— PROVIDED MATERIAL —
═══

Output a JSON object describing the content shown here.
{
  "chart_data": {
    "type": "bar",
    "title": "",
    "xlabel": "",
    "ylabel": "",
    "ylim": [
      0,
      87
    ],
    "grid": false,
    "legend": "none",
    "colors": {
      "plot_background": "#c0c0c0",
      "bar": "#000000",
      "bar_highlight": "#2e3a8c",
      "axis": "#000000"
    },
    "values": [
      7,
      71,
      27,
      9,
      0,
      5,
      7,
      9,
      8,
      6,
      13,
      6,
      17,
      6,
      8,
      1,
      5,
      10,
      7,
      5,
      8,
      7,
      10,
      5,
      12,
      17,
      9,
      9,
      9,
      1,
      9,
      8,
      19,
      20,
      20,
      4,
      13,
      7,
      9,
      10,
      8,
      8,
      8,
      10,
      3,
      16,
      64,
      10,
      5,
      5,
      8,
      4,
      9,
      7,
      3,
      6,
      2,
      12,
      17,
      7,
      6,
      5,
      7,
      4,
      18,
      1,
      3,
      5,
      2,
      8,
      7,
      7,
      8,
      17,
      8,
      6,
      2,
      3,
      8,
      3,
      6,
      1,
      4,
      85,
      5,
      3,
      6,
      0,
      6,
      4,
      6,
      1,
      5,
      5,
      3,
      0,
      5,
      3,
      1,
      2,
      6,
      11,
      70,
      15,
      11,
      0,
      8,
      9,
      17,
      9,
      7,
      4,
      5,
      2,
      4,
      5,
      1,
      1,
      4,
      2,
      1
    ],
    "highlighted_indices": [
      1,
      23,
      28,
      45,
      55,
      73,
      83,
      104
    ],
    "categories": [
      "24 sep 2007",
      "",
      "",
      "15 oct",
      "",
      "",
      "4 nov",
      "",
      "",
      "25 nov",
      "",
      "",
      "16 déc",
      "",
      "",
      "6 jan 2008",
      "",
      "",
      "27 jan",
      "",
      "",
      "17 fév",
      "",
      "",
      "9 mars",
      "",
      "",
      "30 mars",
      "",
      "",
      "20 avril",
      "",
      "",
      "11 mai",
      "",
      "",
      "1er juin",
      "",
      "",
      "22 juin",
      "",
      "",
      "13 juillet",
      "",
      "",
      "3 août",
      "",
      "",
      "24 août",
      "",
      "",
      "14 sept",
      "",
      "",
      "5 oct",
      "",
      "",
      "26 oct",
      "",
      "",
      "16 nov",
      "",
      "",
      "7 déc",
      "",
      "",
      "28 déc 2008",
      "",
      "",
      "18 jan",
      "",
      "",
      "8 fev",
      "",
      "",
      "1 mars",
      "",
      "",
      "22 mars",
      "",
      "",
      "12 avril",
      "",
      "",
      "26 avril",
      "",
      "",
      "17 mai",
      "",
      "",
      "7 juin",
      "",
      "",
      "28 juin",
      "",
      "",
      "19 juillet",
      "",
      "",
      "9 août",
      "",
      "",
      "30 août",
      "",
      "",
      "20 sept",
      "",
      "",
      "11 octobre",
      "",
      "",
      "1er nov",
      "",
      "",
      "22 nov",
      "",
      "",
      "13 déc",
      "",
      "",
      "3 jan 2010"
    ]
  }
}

═══

— EXERCISE OBJECTIVE —
Extract every record and return it verbatim.

— COMPLETE RESPONSE —
Output a JSON object describing the content shown here.
{
  "chart_data": {
    "type": "bar",
    "title": "",
    "xlabel": "",
    "ylabel": "",
    "ylim": [
      0,
      87
    ],
    "grid": false,
    "legend": "none",
    "colors": {
      "plot_background": "#c0c0c0",
      "bar": "#000000",
      "bar_highlight": "#2e3a8c",
      "axis": "#000000"
    },
    "values": [
      7,
      71,
      27,
      9,
      0,
      5,
      7,
      9,
      8,
      6,
      13,
      6,
      17,
      6,
      8,
      1,
      5,
      10,
      7,
      5,
      8,
      7,
      10,
      5,
      12,
      17,
      9,
      9,
      9,
      1,
      9,
      8,
      19,
      20,
      20,
      4,
      13,
      7,
      9,
      10,
      8,
      8,
      8,
      10,
      3,
      16,
      64,
      10,
      5,
      5,
      8,
      4,
      9,
      7,
      3,
      6,
      2,
      12,
      17,
      7,
      6,
      5,
      7,
      4,
      18,
      1,
      3,
      5,
      2,
      8,
      7,
      7,
      8,
      17,
      8,
      6,
      2,
      3,
      8,
      3,
      6,
      1,
      4,
      85,
      5,
      3,
      6,
      0,
      6,
      4,
      6,
      1,
      5,
      5,
      3,
      0,
      5,
      3,
      1,
      2,
      6,
      11,
      70,
      15,
      11,
      0,
      8,
      9,
      17,
      9,
      7,
      4,
      5,
      2,
      4,
      5,
      1,
      1,
      4,
      2,
      1
    ],
    "highlighted_indices": [
      1,
      23,
      28,
      45,
      55,
      73,
      83,
      104
    ],
    "categories": [
      "24 sep 2007",
      "",
      "",
      "15 oct",
      "",
      "",
      "4 nov",
      "",
      "",
      "25 nov",
      "",
      "",
      "16 déc",
      "",
      "",
      "6 jan 2008",
      "",
      "",
      "27 jan",
      "",
      "",
      "17 fév",
      "",
      "",
      "9 mars",
      "",
      "",
      "30 mars",
      "",
      "",
      "20 avril",
      "",
      "",
      "11 mai",
      "",
      "",
      "1er juin",
      "",
      "",
      "22 juin",
      "",
      "",
      "13 juillet",
      "",
      "",
      "3 août",
      "",
      "",
      "24 août",
      "",
      "",
      "14 sept",
      "",
      "",
      "5 oct",
      "",
      "",
      "26 oct",
      "",
      "",
      "16 nov",
      "",
      "",
      "7 déc",
      "",
      "",
      "28 déc 2008",
      "",
      "",
      "18 jan",
      "",
      "",
      "8 fev",
      "",
      "",
      "1 mars",
      "",
      "",
      "22 mars",
      "",
      "",
      "12 avril",
      "",
      "",
      "26 avril",
      "",
      "",
      "17 mai",
      "",
      "",
      "7 juin",
      "",
      "",
      "28 juin",
      "",
      "",
      "19 juillet",
      "",
      "",
      "9 août",
      "",
      "",
      "30 août",
      "",
      "",
      "20 sept",
      "",
      "",
      "11 octobre",
      "",
      "",
      "1er nov",
      "",
      "",
      "22 nov",
      "",
      "",
      "13 déc",
      "",
      "",
      "3 jan 2010"
    ]
  }
}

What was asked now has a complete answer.